------ Records to process
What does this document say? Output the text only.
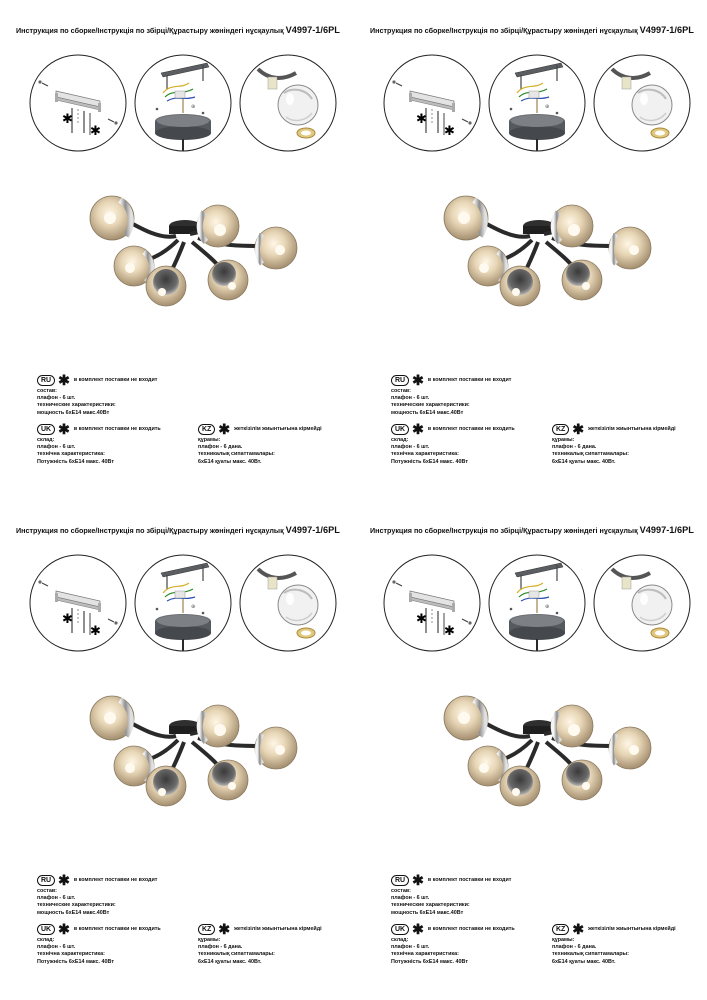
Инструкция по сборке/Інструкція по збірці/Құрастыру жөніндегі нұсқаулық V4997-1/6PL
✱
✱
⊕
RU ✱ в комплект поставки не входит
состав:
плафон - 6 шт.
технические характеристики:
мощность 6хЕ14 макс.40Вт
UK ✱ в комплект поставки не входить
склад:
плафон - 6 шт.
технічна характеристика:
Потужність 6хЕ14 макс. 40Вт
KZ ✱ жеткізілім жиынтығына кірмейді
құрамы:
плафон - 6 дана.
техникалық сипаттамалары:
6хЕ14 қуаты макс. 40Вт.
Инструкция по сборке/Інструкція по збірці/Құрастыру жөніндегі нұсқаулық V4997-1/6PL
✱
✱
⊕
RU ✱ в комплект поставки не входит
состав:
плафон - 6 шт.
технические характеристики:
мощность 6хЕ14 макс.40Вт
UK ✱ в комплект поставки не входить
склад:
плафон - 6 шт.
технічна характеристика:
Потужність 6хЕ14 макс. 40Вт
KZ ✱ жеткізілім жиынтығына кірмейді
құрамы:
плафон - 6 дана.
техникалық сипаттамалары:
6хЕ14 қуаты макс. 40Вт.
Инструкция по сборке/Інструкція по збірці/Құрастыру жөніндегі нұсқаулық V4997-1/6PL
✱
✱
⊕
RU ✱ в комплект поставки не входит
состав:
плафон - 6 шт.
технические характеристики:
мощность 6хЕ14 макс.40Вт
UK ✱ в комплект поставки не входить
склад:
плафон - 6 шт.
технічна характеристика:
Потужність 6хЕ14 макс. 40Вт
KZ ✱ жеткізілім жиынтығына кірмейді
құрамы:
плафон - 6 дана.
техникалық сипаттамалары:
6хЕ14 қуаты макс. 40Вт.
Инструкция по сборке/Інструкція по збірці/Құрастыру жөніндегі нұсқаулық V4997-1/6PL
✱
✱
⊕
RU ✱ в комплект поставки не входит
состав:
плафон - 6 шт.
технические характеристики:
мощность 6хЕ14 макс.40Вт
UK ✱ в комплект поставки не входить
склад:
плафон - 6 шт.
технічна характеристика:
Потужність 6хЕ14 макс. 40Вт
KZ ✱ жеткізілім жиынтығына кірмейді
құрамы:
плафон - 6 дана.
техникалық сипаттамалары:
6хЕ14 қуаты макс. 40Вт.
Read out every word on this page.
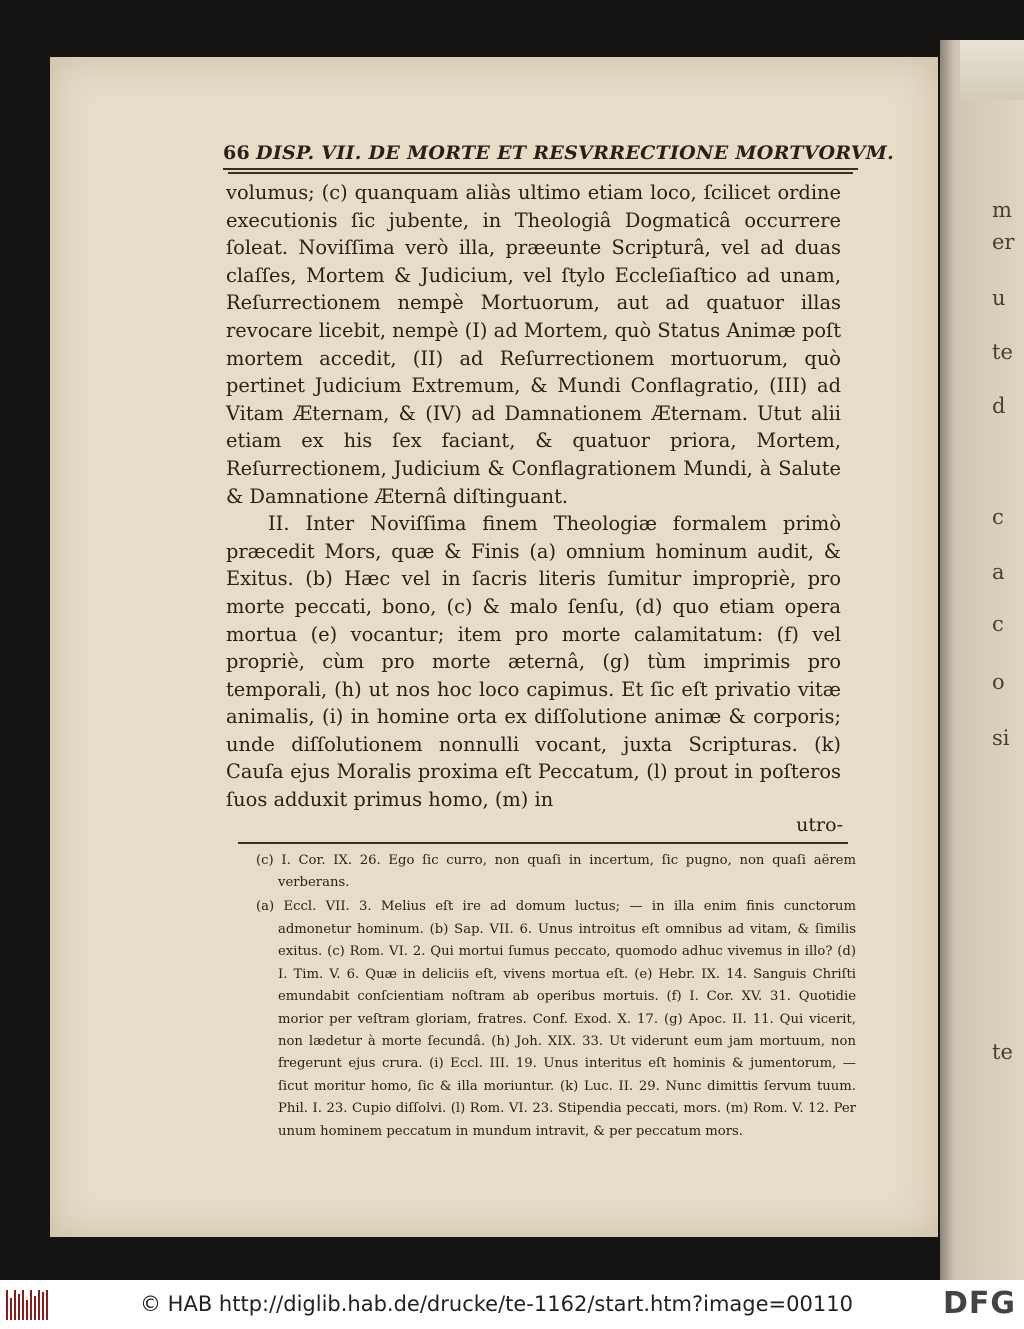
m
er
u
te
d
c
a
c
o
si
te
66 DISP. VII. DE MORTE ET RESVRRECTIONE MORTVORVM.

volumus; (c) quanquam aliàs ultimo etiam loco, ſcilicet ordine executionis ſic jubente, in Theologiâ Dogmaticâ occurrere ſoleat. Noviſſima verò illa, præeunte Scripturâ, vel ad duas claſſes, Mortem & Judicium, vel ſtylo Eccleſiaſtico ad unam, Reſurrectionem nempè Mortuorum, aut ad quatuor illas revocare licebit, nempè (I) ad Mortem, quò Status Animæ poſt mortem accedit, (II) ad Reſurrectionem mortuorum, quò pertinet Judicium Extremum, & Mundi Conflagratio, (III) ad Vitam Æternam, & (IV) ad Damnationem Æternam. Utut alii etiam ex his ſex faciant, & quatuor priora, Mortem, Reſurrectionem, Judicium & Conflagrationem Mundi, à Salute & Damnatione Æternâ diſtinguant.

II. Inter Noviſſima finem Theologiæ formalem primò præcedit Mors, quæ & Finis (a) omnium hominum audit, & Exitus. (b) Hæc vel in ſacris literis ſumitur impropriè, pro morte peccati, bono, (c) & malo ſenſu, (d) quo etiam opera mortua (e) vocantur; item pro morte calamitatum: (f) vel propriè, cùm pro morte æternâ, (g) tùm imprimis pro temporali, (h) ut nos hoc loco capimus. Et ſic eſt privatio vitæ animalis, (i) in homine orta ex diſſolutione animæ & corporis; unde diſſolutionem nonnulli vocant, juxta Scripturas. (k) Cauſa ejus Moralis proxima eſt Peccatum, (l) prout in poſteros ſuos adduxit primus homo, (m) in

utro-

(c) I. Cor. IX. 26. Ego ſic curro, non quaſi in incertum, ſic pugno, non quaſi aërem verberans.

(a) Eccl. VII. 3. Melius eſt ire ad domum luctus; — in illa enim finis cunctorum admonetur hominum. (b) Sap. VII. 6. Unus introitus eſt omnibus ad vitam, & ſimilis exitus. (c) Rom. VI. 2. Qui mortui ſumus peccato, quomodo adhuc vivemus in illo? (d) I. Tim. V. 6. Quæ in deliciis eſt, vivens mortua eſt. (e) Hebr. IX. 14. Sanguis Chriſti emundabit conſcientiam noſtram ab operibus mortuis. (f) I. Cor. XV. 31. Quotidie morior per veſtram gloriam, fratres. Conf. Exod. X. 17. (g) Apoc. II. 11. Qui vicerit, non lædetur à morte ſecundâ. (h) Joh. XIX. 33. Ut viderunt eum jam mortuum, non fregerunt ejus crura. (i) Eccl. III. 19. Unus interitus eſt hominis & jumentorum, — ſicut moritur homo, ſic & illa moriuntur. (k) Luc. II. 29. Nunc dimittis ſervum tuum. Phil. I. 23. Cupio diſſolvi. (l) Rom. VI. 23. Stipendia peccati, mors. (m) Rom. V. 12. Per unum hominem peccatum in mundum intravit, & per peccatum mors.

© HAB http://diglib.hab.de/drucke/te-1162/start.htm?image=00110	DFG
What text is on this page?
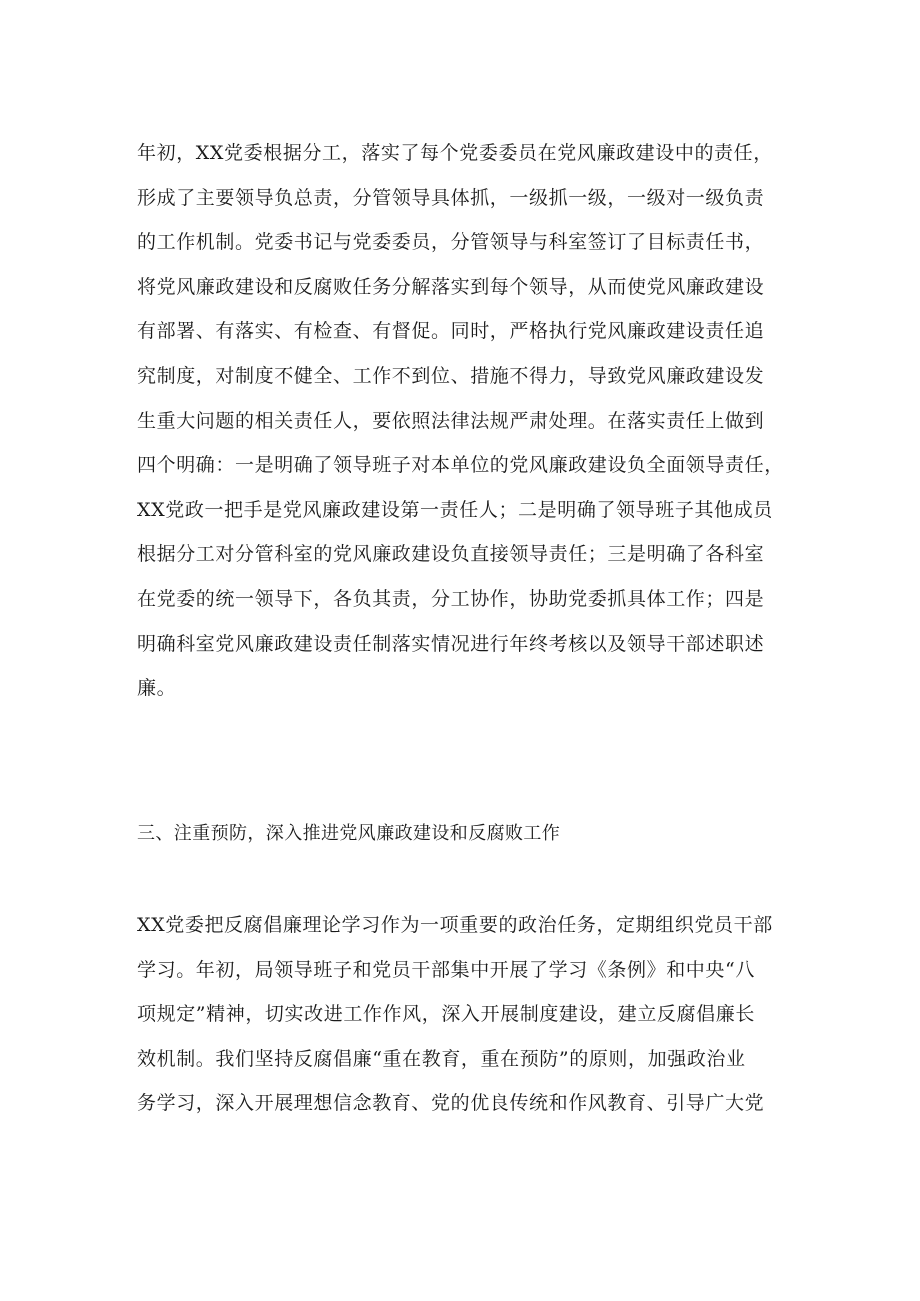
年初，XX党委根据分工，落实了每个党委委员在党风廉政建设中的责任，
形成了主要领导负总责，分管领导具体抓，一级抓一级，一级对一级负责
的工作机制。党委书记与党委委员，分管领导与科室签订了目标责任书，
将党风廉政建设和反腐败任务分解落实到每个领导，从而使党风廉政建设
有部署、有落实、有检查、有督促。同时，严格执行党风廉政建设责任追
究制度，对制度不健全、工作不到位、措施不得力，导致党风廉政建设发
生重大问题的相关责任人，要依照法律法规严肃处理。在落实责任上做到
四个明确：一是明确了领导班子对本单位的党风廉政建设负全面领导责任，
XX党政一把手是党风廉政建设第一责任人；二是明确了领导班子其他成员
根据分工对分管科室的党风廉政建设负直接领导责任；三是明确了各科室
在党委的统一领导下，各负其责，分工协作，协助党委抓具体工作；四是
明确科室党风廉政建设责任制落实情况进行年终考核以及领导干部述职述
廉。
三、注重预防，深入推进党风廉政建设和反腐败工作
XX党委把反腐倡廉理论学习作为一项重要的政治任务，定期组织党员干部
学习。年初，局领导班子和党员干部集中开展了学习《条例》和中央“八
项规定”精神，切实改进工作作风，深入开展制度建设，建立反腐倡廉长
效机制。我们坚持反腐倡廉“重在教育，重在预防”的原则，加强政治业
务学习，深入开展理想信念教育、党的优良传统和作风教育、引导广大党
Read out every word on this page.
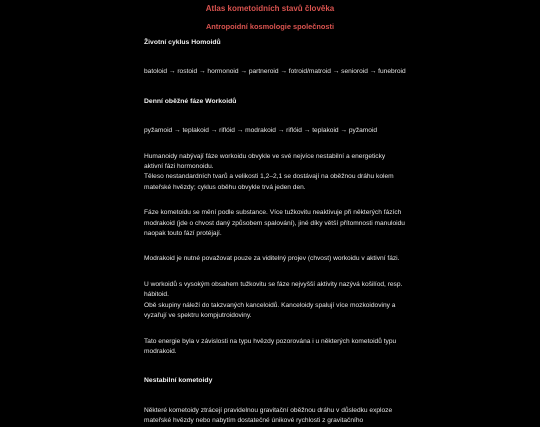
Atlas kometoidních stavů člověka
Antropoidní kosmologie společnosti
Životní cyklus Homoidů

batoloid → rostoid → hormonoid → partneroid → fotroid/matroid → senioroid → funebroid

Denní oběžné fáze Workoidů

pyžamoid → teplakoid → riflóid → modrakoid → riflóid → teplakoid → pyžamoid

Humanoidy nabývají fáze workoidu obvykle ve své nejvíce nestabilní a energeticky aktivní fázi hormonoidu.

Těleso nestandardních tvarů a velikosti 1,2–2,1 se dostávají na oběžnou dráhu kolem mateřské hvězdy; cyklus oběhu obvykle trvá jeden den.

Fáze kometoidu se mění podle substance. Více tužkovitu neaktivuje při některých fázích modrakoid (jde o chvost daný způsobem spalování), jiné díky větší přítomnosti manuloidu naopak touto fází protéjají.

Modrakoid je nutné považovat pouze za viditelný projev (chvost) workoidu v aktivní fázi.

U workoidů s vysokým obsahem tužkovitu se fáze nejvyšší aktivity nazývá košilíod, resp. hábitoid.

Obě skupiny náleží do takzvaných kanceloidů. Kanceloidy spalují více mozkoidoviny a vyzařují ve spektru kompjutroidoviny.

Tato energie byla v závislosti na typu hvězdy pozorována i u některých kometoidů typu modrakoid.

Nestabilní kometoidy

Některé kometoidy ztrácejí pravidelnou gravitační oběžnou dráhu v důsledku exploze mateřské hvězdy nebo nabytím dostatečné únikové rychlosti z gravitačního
------------
Given request: Gather from the data above every line with the string "text".

Full solution:
What does this document say? Output the text only.
What text is on this page?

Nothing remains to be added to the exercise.